= TEXTO ORIGINAL =
No sabría muy bien cómo explicar el contenido poético en una novela de ciencia ficción. Y el caso es que Bradbury, por lo que he leído, fue también poeta en su juventud. Tal vez intentó hacer poesía con el tema que más le interesaba, lo cierto es que la obra está recorrida por un misterioso ambiente crepuscular, sin apenas descripciones científicas que presenten un futuro lleno de novedades técnicas. Casi nada sabemos de las circunstancias del viaje, o de las características de las aeronaves, incluso Marte es -antes de la llegada de los terrícolas- un planeta habitado por seres peculiares pero no muy alejados de nosotros, con pequeñas ciudades que parecen sacadas del medio oeste americano y casitas de campo en las que viven parejas con la misma soledad y tedio que podríamos encontrar en un cuadro de Hopper. Si la poesía es convertir en imágenes o en palabras el misterio de la existencia, Bradbury transforma en metáforas las incertidumbres de su tiempo.

= REGISTROS EXTRAÍDOS =
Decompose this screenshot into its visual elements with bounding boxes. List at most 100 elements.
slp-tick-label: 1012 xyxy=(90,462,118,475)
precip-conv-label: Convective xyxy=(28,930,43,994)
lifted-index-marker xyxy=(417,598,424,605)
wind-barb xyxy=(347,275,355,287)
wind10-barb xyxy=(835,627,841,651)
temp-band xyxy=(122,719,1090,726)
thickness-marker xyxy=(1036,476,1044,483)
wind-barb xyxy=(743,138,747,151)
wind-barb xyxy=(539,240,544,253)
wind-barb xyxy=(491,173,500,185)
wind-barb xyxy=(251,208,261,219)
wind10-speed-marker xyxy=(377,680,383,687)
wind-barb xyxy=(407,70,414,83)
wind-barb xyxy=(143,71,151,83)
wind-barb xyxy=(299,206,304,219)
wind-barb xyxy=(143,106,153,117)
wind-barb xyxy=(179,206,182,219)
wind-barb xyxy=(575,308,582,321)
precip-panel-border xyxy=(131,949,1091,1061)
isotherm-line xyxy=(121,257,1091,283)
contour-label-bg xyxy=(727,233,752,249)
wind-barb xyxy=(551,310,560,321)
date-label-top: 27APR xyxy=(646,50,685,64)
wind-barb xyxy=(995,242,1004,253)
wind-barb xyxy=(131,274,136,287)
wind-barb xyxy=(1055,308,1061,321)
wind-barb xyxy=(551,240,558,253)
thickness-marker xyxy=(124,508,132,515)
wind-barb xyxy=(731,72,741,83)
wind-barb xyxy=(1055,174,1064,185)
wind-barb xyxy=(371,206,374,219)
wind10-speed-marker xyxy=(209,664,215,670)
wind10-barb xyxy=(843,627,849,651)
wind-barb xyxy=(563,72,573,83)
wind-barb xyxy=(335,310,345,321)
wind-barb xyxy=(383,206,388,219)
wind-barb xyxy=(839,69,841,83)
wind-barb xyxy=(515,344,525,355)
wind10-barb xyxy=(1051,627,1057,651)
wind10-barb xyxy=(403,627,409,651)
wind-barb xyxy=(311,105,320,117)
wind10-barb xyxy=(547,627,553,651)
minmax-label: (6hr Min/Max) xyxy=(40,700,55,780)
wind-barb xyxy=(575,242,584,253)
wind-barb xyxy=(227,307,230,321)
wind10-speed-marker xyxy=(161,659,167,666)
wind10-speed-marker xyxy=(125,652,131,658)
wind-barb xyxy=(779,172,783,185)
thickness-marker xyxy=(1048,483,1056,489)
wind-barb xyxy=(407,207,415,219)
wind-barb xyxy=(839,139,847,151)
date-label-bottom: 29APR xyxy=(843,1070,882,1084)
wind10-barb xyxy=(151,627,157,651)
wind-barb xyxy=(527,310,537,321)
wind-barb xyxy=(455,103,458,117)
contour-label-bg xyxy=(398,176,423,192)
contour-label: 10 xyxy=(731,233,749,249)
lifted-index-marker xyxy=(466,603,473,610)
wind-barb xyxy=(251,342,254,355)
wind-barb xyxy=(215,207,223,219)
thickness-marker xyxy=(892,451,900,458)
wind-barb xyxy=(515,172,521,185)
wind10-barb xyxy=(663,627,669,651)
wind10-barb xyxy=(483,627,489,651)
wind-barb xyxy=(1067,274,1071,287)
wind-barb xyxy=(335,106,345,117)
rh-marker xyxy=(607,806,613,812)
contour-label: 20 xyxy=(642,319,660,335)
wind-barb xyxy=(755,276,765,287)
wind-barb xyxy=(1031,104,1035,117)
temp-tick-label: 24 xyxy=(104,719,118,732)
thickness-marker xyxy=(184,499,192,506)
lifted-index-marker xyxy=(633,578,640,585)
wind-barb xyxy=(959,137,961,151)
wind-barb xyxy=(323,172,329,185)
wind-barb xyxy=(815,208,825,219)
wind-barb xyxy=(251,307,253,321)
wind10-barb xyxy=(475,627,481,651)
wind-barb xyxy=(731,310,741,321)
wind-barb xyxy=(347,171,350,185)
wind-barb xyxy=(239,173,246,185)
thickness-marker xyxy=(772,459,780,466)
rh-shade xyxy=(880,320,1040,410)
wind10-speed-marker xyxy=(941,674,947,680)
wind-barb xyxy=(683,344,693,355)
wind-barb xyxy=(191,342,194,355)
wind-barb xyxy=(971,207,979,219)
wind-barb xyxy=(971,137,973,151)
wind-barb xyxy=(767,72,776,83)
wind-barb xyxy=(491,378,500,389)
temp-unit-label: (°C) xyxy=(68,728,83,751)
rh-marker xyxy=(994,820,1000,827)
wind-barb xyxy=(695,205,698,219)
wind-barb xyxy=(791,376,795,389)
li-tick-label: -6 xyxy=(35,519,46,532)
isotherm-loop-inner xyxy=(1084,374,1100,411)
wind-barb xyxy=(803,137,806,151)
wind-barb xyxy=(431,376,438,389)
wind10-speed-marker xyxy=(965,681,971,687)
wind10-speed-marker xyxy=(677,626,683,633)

= PASOS A SEGUIR =
- 1) Según el texto sobre la novela de Bradbury, ¿qué fue también Bradbury en su juventud?
- 2) Escribe la continuación del texto sobre la novela de Bradbury a partir de su última oración.
Los registros constituyen un material aparte, independiente del texto.

= RESULTADOS EN ORDEN =
- 1) Fue también poeta.

- 2)
El pesimismo que refleja la novela será poético pero no por ello es menos desalentador respecto al destino que le espera a la humanidad. Hay en Bradbury una desconfianza amarga en el progreso que le lleva en varias de sus obras a plantear futuros distópicos, la tiranía que en nombre del hedonismo y la ignorancia ha creado un mundo sin libros o el torpe orgullo materialista de una sociedad que repite sus defectos y vicios en un nuevo planeta. En realidad, un moralista o un escritor más de ciencia ficción no habría sido tan trascendente, por supuesto que hay una lectura social que está muy pegada a su tiempo y que, en apariencia, podría sugerir que está pasada de moda. Pero, aparte de que la crítica al consumismo, las referencias a la Caza de brujas o al temor por la carrera armamentística no me parecen en modo alguno despreciables como asuntos del pasado, Bradbury tiene un verdadero conocimiento del alma humana y propone la pregunta existencial definitiva: Qué hacemos aquí y cómo nos las vamos a seguir arreglando para mantenernos unos años más sin destruirnos entre nosotros o acabar con el planeta. Esa es la clave de su vigencia.